◆ **WHAT IS NEEDED**:
Would you extract the whole listing below and retype it exactly?

----------------

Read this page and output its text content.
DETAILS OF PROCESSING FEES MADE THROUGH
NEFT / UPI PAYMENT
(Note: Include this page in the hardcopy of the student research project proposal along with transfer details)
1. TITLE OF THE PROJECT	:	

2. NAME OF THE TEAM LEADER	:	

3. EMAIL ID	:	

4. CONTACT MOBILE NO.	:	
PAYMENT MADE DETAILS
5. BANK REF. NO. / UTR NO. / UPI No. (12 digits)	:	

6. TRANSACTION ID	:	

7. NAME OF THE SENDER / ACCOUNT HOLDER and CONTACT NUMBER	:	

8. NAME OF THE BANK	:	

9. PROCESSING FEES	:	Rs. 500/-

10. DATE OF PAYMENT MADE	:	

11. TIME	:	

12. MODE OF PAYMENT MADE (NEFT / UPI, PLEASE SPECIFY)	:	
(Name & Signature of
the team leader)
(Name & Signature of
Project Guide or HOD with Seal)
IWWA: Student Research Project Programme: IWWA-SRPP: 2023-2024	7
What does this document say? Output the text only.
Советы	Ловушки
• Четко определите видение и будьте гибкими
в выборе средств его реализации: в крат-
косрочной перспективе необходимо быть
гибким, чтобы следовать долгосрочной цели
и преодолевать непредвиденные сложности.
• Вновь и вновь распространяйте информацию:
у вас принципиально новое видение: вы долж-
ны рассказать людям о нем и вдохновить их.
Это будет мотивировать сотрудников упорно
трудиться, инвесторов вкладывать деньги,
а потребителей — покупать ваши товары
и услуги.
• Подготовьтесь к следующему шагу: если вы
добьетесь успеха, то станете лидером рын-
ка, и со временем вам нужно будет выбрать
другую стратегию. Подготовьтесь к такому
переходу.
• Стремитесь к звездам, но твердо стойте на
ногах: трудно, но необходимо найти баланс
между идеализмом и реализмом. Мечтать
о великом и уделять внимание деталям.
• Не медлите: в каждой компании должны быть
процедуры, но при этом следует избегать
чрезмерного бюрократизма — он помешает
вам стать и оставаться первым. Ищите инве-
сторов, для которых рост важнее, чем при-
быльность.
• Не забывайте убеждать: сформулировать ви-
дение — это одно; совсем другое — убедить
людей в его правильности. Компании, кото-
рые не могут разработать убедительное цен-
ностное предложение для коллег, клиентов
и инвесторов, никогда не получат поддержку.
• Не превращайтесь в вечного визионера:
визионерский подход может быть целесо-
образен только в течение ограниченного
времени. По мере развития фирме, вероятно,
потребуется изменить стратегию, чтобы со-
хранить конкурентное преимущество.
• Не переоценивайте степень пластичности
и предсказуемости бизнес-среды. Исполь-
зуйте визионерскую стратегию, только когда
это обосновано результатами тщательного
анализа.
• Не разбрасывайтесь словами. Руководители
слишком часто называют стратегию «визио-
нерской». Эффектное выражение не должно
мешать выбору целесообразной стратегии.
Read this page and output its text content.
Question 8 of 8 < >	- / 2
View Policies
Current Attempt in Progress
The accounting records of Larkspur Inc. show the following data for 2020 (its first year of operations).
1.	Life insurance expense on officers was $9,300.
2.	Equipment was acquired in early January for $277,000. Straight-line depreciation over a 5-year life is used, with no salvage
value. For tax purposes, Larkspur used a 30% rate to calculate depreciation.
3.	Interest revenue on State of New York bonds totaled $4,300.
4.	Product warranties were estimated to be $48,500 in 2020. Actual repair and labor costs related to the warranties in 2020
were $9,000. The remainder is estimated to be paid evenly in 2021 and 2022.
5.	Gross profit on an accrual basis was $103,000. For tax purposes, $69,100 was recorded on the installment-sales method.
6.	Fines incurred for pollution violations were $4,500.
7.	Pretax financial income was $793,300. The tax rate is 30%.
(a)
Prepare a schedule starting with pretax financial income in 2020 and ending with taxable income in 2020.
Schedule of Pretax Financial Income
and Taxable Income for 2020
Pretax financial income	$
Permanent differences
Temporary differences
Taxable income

----------------

◆ **WRITTEN REPLY**:
Read this page and output its text content.
DETAILS OF PROCESSING FEES MADE THROUGH
NEFT / UPI PAYMENT
(Note: Include this page in the hardcopy of the student research project proposal along with transfer details)
1. TITLE OF THE PROJECT	:	

2. NAME OF THE TEAM LEADER	:	

3. EMAIL ID	:	

4. CONTACT MOBILE NO.	:	
PAYMENT MADE DETAILS
5. BANK REF. NO. / UTR NO. / UPI No. (12 digits)	:	

6. TRANSACTION ID	:	

7. NAME OF THE SENDER / ACCOUNT HOLDER and CONTACT NUMBER	:	

8. NAME OF THE BANK	:	

9. PROCESSING FEES	:	Rs. 500/-

10. DATE OF PAYMENT MADE	:	

11. TIME	:	

12. MODE OF PAYMENT MADE (NEFT / UPI, PLEASE SPECIFY)	:	
(Name & Signature of
the team leader)
(Name & Signature of
Project Guide or HOD with Seal)
IWWA: Student Research Project Programme: IWWA-SRPP: 2023-2024	7
What does this document say? Output the text only.
Советы	Ловушки
• Четко определите видение и будьте гибкими
в выборе средств его реализации: в крат-
косрочной перспективе необходимо быть
гибким, чтобы следовать долгосрочной цели
и преодолевать непредвиденные сложности.
• Вновь и вновь распространяйте информацию:
у вас принципиально новое видение: вы долж-
ны рассказать людям о нем и вдохновить их.
Это будет мотивировать сотрудников упорно
трудиться, инвесторов вкладывать деньги,
а потребителей — покупать ваши товары
и услуги.
• Подготовьтесь к следующему шагу: если вы
добьетесь успеха, то станете лидером рын-
ка, и со временем вам нужно будет выбрать
другую стратегию. Подготовьтесь к такому
переходу.
• Стремитесь к звездам, но твердо стойте на
ногах: трудно, но необходимо найти баланс
между идеализмом и реализмом. Мечтать
о великом и уделять внимание деталям.
• Не медлите: в каждой компании должны быть
процедуры, но при этом следует избегать
чрезмерного бюрократизма — он помешает
вам стать и оставаться первым. Ищите инве-
сторов, для которых рост важнее, чем при-
быльность.
• Не забывайте убеждать: сформулировать ви-
дение — это одно; совсем другое — убедить
людей в его правильности. Компании, кото-
рые не могут разработать убедительное цен-
ностное предложение для коллег, клиентов
и инвесторов, никогда не получат поддержку.
• Не превращайтесь в вечного визионера:
визионерский подход может быть целесо-
образен только в течение ограниченного
времени. По мере развития фирме, вероятно,
потребуется изменить стратегию, чтобы со-
хранить конкурентное преимущество.
• Не переоценивайте степень пластичности
и предсказуемости бизнес-среды. Исполь-
зуйте визионерскую стратегию, только когда
это обосновано результатами тщательного
анализа.
• Не разбрасывайтесь словами. Руководители
слишком часто называют стратегию «визио-
нерской». Эффектное выражение не должно
мешать выбору целесообразной стратегии.
Read this page and output its text content.
Question 8 of 8 < >	- / 2
View Policies
Current Attempt in Progress
The accounting records of Larkspur Inc. show the following data for 2020 (its first year of operations).
1.	Life insurance expense on officers was $9,300.
2.	Equipment was acquired in early January for $277,000. Straight-line depreciation over a 5-year life is used, with no salvage
value. For tax purposes, Larkspur used a 30% rate to calculate depreciation.
3.	Interest revenue on State of New York bonds totaled $4,300.
4.	Product warranties were estimated to be $48,500 in 2020. Actual repair and labor costs related to the warranties in 2020
were $9,000. The remainder is estimated to be paid evenly in 2021 and 2022.
5.	Gross profit on an accrual basis was $103,000. For tax purposes, $69,100 was recorded on the installment-sales method.
6.	Fines incurred for pollution violations were $4,500.
7.	Pretax financial income was $793,300. The tax rate is 30%.
(a)
Prepare a schedule starting with pretax financial income in 2020 and ending with taxable income in 2020.
Schedule of Pretax Financial Income
and Taxable Income for 2020
Pretax financial income	$
Permanent differences
Temporary differences
Taxable income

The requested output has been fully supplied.